PAGE EXTRACT =

State Roundup

  • Legislative leadership in ALABAMA plan to consider using the state surplus on rebate checks during the 2023 legislative session.
  • CALIFORNIA revenue for the first quarter of fiscal year 2023 was $4.8 billion, or 11.1 percent below the state’s forecast. However, Finance Department spokesman H.D. Palmer indicates no changes to planned current year expenditures.
  • COLORADO Gov. Jared Polis released his budget proposal for fiscal year 2023-24, warning that the state has very little room for new spending and will need to strengthen reserve funds in case of a potential national economic downturn.
  • Middle- and low-income CONNECTICUT residents are receiving $42 million in benefits this week from the state’s temporary Earned Income Tax Credit (EITC) increase. These payments add further targeted income supports to payments that went out already this year to childcare workers and households with children. Progressive lawmakers and advocates hope to make some or all of these policies permanent in the upcoming session.
  • Thanks to federal pandemic aid and a progressive income tax that raises funds from the rich households who have gotten even richer in recent years, CONNECTICUT lawmakers are able to deliver the assistance mentioned above while entering the next budget cycle with a full Rainy Day Fund.
  • Reform enacted in 2016 to LOUISIANA’s Industrial Tax Exemption Program – a corporate property tax giveaway – have resulted in $760 million of additional tax revenue for local governments. Pro-business lobbyists criticized the reforms claiming they would stifle economic growth, but a new report demonstrates that industrial capital investment is 50 percent higher post-reforms.
  • MARYLAND’S digital advertising tax on companies making more than $100 million, the first of its kind, was struck down by a county circuit court judge. The tax was intended to go towards education funding. The state’s attorney general may appeal the ruling.
  • Gov. Tate Reeves of MISSISSIPPI is once again pushing for a full elimination of the state’s personal income tax, a drastic resource shift that would eventually cost the state $525 million in revenue.

PROMPT = In the state roundup, how far below the state's forecast was California's revenue for the first quarter of fiscal year 2023?

MATERIAL PROVIDED =
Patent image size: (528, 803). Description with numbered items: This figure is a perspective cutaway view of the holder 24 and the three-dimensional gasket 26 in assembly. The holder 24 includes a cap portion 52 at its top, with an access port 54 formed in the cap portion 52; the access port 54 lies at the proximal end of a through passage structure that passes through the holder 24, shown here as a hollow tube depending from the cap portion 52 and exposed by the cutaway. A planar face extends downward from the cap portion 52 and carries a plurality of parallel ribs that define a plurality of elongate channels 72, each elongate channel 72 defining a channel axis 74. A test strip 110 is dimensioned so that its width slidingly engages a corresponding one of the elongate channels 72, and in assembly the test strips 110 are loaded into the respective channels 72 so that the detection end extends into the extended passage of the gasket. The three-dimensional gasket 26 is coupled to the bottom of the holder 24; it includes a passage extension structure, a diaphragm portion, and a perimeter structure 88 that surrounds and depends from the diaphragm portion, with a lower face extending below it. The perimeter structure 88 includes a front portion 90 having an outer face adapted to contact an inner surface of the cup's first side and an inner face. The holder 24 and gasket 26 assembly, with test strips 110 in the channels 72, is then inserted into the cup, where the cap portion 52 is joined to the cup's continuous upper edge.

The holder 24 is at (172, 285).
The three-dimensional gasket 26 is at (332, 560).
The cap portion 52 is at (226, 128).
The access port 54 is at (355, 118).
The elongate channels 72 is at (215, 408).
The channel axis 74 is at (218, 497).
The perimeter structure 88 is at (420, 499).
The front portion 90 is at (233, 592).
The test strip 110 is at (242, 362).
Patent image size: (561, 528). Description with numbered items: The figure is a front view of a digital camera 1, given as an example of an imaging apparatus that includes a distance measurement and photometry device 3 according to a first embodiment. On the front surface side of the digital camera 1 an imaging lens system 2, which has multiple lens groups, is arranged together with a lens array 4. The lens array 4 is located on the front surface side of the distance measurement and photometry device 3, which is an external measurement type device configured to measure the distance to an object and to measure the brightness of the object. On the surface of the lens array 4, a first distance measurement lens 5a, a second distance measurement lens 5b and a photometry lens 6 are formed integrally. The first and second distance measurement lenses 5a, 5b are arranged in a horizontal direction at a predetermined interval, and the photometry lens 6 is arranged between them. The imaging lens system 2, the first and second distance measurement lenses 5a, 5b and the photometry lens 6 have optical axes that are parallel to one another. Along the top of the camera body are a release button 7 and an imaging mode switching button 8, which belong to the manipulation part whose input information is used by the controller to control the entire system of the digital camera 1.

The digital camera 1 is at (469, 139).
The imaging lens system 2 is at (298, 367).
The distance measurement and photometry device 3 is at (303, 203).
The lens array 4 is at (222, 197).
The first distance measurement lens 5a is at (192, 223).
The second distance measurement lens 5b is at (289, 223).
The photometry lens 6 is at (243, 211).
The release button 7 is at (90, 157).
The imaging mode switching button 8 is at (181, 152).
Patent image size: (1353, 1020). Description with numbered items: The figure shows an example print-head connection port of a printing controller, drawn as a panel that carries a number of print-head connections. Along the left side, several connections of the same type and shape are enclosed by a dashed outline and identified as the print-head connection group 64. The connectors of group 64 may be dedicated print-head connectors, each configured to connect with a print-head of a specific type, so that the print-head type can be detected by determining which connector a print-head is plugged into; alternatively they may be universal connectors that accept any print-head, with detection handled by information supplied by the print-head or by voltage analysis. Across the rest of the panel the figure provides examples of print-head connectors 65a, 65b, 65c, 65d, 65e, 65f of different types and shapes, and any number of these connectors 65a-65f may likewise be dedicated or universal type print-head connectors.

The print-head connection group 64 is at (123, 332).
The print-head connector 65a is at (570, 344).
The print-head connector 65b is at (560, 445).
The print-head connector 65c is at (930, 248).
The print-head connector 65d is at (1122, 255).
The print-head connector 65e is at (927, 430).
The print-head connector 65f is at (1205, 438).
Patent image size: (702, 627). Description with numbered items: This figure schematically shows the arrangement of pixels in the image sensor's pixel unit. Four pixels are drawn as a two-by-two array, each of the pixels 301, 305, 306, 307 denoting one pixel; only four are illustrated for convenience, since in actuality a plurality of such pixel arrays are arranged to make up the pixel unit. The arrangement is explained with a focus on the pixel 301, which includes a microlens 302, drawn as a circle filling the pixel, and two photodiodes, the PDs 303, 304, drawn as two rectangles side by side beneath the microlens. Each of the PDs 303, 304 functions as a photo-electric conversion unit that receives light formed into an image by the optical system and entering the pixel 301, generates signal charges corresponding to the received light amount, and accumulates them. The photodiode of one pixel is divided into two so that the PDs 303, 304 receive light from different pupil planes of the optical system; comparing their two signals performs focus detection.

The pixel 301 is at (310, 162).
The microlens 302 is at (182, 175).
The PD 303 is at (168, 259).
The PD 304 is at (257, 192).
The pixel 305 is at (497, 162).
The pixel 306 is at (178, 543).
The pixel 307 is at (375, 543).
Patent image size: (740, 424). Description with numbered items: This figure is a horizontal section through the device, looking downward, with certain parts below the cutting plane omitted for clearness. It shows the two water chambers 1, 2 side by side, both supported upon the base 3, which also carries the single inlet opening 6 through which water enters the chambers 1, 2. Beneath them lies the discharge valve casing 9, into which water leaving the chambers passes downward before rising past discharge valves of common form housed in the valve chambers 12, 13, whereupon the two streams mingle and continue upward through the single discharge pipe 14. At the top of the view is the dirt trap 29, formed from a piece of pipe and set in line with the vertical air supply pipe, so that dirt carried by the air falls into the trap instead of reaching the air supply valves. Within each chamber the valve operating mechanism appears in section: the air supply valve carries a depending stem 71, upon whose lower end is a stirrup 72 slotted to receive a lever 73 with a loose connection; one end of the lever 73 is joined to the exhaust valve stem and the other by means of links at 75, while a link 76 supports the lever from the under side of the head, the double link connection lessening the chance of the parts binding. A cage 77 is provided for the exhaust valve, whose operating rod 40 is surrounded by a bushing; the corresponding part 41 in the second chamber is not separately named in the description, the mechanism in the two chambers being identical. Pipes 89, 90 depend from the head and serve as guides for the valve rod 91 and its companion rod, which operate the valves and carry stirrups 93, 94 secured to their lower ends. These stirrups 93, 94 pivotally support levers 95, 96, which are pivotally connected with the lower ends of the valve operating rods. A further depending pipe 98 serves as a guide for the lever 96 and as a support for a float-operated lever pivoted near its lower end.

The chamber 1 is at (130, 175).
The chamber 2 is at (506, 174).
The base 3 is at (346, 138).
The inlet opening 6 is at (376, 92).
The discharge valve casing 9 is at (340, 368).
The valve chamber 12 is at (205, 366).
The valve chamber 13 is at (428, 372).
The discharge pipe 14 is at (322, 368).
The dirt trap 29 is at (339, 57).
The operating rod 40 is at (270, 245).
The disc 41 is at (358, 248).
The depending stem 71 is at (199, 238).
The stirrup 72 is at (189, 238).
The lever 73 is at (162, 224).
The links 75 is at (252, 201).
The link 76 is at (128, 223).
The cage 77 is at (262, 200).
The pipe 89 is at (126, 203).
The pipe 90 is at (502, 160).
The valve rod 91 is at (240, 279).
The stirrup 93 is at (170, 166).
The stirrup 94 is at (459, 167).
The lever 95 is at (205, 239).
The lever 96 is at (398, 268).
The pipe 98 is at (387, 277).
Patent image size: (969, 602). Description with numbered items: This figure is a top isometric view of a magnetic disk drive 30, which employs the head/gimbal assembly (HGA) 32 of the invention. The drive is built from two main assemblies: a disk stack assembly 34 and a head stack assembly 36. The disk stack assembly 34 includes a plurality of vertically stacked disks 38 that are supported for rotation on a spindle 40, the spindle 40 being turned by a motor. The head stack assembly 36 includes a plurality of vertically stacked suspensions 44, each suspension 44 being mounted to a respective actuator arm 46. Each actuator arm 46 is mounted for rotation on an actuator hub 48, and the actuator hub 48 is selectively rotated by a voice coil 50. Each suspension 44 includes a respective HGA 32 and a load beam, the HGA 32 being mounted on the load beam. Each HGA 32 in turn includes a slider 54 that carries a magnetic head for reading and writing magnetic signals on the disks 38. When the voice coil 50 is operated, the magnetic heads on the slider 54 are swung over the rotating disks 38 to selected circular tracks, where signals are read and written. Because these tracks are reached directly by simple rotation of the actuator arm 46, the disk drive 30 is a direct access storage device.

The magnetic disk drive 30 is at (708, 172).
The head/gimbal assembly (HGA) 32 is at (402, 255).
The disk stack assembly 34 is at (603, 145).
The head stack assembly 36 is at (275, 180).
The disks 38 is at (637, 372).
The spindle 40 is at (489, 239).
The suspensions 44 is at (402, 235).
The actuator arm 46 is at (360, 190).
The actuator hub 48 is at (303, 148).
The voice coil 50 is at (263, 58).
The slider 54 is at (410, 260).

PROBLEM SOLUTION = It was $4.8 billion, or 11.1 percent, below the forecast.